THE PROBLEM: Scan the lines below for the string "valor" and copy every one that has it.
## Start EXTRACTED INFORMATION
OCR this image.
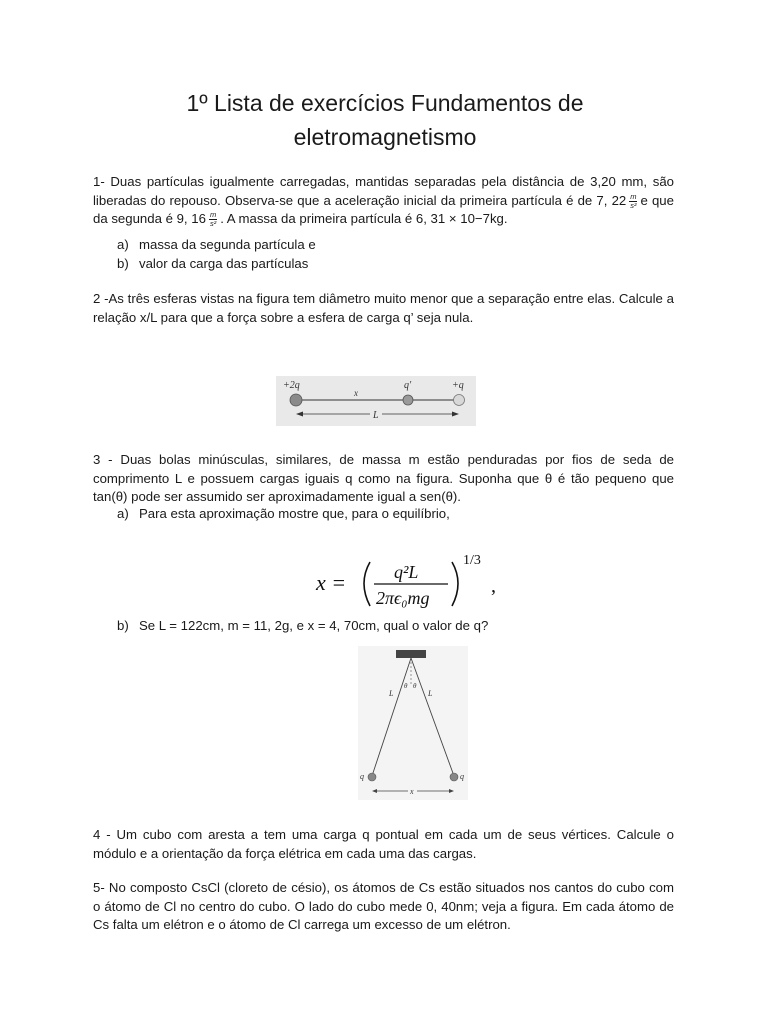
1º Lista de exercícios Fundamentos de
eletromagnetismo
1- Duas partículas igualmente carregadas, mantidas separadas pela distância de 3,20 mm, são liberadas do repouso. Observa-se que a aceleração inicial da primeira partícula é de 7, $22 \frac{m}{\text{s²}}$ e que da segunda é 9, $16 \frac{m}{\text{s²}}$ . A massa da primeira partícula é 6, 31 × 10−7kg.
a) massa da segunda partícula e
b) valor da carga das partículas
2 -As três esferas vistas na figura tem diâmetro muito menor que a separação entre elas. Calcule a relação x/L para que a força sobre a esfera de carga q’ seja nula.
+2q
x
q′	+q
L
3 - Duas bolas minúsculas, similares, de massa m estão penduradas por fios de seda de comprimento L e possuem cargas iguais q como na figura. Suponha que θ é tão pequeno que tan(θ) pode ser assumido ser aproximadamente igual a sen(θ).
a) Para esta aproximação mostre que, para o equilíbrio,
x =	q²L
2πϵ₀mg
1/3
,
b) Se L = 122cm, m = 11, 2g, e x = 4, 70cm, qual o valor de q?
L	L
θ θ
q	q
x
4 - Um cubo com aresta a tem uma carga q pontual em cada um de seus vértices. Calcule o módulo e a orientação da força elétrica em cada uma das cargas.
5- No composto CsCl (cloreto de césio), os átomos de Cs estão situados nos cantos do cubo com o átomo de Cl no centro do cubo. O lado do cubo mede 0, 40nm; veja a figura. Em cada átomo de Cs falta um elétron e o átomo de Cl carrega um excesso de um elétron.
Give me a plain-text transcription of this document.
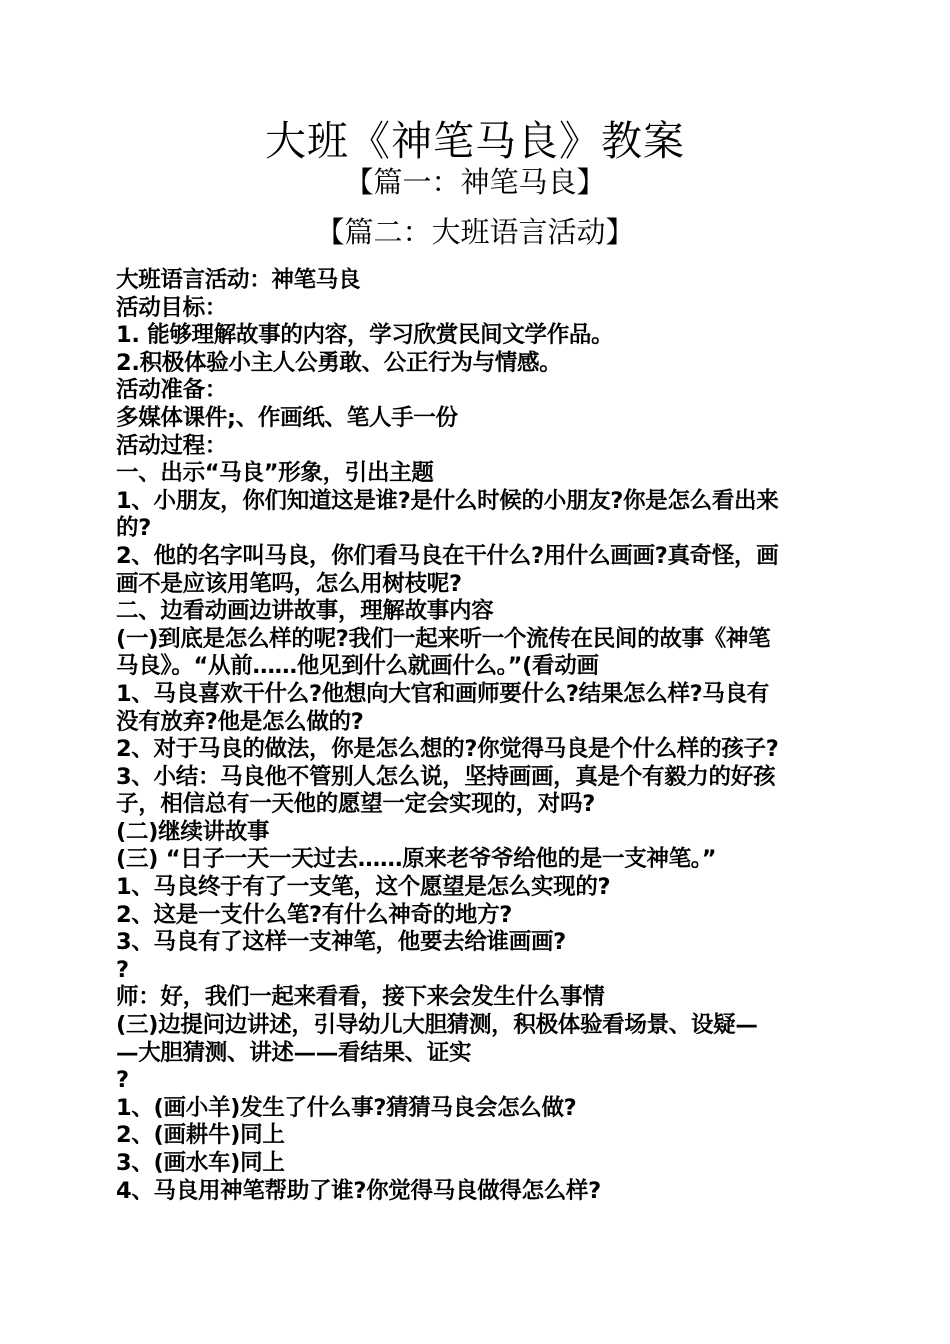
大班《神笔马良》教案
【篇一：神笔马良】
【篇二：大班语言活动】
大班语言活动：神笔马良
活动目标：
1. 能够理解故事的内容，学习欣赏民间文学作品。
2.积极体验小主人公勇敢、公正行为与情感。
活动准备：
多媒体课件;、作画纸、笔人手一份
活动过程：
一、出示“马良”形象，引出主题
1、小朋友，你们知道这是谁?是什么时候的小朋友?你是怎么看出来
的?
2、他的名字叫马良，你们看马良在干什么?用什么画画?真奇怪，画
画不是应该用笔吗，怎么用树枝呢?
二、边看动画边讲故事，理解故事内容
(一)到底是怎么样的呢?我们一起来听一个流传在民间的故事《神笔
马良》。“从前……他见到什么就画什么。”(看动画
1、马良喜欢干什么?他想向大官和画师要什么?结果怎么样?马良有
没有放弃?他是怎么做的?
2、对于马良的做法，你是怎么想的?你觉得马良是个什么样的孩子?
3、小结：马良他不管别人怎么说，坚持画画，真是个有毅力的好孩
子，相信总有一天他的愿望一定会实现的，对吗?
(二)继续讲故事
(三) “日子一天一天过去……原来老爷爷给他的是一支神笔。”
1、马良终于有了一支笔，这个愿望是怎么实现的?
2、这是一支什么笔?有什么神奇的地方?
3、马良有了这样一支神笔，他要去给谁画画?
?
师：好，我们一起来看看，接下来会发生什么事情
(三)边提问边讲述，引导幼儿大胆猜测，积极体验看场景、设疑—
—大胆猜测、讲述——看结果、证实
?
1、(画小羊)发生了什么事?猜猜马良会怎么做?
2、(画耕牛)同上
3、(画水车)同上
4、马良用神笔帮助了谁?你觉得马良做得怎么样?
## End EXTRACTED INFORMATION
EXPECTED ANSWER:
b) valor da carga das partículas
b) Se L = 122cm, m = 11, 2g, e x = 4, 70cm, qual o valor de q?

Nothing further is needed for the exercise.